◆ Stated goal ◆
Copy each line that contains the word "temperature".

◆ Exercise materials ◆

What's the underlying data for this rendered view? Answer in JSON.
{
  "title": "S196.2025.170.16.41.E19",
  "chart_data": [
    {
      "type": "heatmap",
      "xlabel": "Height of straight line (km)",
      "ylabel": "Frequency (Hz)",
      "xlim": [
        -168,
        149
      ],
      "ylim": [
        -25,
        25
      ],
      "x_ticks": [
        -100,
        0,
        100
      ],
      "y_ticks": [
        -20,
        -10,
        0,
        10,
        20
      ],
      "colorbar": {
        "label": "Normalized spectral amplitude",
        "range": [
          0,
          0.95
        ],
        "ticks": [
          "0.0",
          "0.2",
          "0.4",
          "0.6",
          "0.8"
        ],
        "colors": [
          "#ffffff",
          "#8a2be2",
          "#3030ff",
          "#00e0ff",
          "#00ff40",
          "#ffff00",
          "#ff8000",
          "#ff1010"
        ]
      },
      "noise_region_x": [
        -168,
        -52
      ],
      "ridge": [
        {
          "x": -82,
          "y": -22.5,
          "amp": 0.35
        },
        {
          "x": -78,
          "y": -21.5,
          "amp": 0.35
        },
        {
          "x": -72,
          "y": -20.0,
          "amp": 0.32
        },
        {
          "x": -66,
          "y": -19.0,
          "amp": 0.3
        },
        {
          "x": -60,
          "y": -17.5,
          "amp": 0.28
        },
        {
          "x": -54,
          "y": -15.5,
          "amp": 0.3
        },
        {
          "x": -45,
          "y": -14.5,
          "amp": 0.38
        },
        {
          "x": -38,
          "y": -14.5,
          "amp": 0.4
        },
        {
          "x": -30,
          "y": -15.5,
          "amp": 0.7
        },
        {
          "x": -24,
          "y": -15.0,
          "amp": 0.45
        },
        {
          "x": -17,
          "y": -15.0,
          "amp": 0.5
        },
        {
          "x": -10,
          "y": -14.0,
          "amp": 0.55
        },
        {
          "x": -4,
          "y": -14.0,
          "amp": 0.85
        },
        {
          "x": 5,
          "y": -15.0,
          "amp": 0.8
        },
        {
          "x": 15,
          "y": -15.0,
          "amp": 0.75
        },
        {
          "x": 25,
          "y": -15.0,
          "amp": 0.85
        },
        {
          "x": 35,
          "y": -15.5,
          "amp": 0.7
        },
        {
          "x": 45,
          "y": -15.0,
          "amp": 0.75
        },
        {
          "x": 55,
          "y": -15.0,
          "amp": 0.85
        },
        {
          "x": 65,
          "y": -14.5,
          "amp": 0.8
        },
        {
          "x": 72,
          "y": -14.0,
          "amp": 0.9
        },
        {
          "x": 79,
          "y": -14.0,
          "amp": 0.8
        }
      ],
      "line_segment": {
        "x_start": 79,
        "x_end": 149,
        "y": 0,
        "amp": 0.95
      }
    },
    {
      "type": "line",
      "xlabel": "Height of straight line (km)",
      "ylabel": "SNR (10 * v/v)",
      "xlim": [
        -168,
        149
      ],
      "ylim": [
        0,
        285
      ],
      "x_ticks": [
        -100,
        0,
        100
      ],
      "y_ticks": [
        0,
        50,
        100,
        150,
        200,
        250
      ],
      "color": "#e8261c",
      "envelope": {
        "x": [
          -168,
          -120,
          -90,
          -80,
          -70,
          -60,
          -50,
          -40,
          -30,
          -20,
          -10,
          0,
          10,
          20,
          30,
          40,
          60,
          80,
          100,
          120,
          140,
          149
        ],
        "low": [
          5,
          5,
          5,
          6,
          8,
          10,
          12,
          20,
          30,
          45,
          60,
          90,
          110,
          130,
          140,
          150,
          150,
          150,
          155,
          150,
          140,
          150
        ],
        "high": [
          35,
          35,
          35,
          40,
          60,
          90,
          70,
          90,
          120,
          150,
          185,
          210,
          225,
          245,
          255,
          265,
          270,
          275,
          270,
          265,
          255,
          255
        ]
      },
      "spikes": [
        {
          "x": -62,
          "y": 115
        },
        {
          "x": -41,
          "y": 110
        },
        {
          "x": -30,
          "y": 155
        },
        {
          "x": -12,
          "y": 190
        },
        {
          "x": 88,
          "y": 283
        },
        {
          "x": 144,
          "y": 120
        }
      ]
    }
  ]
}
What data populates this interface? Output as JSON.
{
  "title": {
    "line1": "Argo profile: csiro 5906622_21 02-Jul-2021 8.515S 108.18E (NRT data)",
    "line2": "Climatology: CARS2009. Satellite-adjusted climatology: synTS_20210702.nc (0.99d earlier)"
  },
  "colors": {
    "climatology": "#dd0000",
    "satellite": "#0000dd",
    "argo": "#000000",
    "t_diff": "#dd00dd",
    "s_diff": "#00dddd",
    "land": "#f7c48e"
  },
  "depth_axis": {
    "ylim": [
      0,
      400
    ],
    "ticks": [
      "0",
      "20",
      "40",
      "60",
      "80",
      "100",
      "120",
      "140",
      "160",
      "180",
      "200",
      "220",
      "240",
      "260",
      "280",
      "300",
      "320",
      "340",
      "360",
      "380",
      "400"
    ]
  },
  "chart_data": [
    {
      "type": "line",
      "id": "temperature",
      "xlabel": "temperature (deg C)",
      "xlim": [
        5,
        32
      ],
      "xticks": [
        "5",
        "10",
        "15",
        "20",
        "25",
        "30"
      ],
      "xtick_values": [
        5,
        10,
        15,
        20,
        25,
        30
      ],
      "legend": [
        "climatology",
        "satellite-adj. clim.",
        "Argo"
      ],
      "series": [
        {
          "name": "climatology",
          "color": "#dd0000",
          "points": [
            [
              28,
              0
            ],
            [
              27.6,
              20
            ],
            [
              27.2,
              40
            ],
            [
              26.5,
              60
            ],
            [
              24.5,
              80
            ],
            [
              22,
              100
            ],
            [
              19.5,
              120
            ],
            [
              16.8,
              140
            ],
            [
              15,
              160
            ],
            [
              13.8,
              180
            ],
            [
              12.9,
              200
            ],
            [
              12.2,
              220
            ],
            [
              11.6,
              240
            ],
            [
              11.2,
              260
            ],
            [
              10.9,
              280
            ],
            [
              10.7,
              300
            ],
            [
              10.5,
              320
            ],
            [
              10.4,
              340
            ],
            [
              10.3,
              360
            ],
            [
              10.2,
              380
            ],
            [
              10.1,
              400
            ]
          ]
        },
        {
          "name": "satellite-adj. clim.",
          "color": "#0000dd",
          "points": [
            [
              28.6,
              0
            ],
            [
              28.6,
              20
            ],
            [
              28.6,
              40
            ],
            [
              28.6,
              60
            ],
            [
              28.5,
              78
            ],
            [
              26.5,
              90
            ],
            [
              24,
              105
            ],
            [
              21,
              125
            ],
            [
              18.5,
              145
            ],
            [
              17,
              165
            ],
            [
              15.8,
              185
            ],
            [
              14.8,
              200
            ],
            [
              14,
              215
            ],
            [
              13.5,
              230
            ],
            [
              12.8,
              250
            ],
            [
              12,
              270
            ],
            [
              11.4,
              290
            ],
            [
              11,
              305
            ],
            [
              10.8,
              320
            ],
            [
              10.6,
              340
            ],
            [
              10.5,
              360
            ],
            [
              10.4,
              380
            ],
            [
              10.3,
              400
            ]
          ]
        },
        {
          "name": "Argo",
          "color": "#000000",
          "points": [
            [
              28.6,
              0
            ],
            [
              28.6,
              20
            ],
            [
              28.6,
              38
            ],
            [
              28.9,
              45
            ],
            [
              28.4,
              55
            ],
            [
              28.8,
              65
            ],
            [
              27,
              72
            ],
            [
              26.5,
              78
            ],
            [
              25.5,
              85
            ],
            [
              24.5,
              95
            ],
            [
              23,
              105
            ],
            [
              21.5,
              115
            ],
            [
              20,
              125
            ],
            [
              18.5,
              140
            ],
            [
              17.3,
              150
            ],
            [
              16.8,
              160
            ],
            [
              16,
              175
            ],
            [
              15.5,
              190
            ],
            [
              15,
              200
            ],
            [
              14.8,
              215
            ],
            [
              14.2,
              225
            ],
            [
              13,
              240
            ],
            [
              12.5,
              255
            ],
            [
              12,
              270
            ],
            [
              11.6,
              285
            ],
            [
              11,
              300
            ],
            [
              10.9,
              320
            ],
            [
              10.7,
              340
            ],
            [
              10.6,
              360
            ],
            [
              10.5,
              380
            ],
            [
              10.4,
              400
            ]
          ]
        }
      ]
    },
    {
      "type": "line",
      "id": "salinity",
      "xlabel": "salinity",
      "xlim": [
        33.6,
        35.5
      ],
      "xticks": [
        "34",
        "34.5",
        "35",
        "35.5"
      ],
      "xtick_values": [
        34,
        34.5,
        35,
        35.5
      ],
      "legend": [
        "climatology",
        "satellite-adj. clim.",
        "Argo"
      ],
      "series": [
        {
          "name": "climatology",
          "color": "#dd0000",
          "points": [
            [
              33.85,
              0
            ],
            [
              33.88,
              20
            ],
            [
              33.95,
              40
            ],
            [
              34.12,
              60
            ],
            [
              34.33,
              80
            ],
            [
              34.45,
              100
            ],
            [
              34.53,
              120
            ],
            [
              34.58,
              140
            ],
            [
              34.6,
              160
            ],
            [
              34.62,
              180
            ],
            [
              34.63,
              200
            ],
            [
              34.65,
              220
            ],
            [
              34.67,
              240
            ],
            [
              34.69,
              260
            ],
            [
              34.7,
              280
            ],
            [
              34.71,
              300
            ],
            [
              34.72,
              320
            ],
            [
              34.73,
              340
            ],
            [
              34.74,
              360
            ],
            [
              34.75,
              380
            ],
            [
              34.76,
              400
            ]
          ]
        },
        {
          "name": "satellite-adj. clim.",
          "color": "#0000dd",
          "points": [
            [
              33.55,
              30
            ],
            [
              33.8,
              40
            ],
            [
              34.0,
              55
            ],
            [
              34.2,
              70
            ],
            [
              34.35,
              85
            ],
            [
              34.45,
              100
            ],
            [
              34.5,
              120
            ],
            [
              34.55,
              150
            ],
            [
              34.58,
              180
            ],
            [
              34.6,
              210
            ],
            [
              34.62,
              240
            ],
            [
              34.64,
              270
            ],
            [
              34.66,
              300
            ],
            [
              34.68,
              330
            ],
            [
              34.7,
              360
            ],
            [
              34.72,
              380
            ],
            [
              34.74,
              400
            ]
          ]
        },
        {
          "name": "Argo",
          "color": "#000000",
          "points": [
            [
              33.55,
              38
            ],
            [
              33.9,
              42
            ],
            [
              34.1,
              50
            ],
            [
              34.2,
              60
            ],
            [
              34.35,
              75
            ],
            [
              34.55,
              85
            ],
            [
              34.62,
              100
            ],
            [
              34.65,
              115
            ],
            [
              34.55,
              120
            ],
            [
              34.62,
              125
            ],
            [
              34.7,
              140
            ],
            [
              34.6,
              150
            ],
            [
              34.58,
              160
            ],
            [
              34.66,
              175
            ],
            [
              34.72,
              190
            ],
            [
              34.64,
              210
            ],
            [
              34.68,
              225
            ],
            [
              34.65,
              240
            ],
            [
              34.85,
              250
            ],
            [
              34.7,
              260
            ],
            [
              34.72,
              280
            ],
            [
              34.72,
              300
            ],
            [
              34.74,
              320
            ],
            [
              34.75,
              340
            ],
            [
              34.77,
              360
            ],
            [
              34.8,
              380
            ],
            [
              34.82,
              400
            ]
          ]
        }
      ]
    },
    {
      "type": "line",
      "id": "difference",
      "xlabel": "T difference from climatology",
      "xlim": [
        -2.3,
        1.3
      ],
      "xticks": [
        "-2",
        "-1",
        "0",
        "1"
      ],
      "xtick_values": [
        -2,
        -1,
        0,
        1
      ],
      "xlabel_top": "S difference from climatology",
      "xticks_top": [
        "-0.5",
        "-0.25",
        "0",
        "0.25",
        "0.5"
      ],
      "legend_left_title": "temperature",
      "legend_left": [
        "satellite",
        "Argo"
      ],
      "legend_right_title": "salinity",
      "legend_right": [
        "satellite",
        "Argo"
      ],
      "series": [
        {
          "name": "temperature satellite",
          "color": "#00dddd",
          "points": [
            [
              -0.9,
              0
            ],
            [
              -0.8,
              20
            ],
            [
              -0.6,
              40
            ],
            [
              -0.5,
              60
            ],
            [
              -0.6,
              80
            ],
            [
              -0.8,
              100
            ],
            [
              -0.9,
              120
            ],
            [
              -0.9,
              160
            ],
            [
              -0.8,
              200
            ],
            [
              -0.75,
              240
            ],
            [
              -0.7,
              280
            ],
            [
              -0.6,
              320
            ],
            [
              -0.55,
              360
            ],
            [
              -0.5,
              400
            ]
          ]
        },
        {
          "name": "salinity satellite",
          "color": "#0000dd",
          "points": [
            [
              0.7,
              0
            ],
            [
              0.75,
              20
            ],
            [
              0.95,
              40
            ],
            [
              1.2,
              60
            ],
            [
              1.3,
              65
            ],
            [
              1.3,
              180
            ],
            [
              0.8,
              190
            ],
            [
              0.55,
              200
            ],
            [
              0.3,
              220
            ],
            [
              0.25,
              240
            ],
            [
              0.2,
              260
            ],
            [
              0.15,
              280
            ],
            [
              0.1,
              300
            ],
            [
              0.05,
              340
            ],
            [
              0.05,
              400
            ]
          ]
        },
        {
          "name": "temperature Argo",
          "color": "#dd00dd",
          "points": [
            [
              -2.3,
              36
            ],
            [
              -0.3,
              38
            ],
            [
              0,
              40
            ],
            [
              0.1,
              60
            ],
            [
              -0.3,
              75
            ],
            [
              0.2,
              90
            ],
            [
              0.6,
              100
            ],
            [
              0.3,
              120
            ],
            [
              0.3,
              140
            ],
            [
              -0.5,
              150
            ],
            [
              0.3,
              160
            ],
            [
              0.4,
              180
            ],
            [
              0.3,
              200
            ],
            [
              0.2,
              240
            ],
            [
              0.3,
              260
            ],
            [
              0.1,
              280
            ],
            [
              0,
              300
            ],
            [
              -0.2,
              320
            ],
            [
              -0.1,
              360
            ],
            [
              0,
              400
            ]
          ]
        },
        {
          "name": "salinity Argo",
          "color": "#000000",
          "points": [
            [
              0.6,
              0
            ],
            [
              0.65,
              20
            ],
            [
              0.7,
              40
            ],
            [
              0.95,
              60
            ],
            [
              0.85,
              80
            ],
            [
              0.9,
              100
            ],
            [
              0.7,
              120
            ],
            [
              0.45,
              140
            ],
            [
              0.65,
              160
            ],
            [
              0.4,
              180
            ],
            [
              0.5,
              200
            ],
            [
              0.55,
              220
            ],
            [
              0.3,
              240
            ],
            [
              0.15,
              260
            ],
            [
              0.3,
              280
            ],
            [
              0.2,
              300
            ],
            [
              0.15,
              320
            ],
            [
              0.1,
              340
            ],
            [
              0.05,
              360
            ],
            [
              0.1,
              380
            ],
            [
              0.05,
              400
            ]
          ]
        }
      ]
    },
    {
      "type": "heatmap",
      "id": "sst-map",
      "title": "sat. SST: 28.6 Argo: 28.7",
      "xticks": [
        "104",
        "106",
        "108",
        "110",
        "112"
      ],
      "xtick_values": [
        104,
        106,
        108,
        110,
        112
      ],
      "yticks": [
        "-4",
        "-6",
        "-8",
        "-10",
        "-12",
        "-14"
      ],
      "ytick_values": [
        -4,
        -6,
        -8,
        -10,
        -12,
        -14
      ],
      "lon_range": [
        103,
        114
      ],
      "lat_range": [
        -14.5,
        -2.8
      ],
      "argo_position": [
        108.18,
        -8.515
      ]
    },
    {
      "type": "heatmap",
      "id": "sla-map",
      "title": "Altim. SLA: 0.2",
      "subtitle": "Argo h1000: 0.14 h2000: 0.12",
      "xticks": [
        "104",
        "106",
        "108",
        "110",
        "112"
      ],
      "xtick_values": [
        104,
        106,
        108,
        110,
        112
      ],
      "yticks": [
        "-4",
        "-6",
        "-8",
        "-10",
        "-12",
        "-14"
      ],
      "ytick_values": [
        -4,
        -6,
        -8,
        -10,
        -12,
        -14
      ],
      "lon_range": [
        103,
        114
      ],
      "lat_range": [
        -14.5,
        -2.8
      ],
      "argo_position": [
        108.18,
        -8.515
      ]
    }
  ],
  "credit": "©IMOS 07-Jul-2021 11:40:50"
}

◆ The output ◆
      "id": "temperature",
      "xlabel": "temperature (deg C)",
      "legend_left_title": "temperature",
          "name": "temperature satellite",
          "name": "temperature Argo",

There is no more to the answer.